### Dataset rows
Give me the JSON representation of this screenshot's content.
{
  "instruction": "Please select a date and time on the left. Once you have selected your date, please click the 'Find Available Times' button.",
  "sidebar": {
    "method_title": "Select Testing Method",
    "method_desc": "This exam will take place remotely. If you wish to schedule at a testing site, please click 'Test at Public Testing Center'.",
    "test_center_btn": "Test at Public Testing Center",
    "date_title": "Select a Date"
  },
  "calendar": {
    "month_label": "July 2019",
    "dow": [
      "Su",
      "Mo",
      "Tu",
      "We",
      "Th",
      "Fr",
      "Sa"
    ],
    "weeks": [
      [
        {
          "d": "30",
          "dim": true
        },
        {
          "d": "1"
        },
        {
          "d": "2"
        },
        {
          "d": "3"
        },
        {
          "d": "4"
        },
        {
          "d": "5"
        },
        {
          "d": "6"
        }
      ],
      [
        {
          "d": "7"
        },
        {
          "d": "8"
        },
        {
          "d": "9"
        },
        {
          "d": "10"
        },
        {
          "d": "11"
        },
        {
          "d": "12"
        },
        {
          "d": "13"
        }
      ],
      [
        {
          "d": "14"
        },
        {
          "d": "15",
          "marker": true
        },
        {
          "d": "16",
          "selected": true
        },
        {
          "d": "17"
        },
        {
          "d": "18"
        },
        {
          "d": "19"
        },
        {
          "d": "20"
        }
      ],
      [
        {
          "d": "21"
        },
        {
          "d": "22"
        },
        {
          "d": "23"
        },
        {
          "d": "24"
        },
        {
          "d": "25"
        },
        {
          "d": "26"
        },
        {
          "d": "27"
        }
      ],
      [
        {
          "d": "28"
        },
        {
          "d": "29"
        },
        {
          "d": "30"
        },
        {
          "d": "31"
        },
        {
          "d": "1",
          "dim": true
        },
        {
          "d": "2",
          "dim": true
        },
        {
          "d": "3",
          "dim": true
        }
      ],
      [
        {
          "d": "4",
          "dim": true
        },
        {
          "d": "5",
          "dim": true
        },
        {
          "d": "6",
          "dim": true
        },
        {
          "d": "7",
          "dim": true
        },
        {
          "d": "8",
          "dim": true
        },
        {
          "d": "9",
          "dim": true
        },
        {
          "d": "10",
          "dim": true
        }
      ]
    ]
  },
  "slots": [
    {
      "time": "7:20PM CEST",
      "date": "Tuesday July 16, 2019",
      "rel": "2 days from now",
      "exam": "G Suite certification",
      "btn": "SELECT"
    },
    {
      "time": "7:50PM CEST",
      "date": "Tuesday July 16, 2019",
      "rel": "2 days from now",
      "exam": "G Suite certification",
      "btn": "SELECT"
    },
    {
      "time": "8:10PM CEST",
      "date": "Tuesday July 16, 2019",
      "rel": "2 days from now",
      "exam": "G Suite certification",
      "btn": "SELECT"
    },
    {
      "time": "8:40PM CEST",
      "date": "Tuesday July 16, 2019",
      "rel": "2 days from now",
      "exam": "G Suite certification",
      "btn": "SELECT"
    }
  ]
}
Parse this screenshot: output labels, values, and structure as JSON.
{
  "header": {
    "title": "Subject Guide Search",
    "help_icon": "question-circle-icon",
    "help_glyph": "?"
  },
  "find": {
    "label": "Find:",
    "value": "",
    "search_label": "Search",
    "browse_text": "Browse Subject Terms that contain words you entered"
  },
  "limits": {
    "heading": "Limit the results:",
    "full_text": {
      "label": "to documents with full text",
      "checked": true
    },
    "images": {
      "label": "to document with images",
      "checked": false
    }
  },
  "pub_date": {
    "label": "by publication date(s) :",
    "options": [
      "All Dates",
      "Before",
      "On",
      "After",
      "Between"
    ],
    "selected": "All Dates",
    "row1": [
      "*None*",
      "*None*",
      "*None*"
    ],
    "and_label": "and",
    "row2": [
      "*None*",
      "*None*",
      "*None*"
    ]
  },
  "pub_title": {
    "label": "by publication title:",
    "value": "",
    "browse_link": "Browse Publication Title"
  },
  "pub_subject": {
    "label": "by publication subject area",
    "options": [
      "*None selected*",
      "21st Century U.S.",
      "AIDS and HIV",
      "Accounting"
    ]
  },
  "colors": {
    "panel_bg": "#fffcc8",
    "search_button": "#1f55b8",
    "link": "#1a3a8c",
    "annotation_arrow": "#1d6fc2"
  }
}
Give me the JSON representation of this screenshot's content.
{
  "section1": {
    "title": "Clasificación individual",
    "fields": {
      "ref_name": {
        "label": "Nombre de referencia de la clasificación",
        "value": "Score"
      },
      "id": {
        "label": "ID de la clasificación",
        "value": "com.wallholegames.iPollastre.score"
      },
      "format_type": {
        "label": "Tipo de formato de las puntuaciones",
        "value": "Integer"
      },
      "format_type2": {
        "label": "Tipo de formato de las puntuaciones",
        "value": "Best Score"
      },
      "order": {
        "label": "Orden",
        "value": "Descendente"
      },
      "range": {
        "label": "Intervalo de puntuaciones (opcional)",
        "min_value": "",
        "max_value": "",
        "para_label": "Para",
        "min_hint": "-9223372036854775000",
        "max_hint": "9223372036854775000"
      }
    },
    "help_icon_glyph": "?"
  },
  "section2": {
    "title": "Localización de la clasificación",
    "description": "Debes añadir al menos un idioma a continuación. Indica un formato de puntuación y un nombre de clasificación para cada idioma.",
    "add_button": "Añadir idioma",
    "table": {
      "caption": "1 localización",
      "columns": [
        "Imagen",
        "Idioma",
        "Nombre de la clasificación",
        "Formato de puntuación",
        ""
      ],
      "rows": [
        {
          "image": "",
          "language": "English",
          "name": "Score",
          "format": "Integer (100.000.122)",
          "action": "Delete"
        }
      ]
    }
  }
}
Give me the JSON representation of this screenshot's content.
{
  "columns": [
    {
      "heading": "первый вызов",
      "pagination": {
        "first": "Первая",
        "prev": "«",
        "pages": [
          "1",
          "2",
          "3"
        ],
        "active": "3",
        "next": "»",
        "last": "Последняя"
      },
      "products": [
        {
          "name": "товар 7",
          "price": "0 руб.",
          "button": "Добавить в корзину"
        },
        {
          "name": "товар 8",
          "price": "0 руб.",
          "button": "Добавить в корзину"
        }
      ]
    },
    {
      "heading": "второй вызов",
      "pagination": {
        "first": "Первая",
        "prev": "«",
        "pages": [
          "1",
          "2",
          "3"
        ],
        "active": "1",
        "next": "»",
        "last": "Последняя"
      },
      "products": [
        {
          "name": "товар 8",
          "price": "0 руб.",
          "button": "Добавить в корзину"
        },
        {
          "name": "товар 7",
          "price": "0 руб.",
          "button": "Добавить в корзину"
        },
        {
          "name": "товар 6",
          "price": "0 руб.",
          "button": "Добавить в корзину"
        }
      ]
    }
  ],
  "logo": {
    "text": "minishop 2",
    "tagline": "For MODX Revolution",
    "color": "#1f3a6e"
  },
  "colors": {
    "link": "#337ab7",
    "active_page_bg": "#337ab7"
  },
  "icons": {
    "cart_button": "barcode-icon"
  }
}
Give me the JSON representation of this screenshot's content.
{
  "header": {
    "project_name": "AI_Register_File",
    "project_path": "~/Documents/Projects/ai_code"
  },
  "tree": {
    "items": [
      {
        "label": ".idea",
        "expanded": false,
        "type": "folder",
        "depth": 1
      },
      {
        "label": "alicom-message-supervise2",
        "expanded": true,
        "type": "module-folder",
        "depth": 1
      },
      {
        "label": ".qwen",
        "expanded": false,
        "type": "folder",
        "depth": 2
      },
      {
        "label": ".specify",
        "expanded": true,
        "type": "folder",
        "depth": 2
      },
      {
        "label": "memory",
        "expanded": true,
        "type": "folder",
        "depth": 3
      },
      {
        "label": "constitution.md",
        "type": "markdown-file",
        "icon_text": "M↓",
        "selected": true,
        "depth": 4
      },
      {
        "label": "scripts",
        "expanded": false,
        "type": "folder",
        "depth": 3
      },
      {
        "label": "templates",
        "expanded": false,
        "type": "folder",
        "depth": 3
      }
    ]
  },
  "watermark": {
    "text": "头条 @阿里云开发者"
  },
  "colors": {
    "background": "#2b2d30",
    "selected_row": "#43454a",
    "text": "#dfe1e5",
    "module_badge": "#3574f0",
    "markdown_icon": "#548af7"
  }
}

### THE EXERCISE
Using the listing above, list every line in which the string "with" occurs.

### THE SOLUTION
      "label": "to documents with full text",
      "label": "to document with images",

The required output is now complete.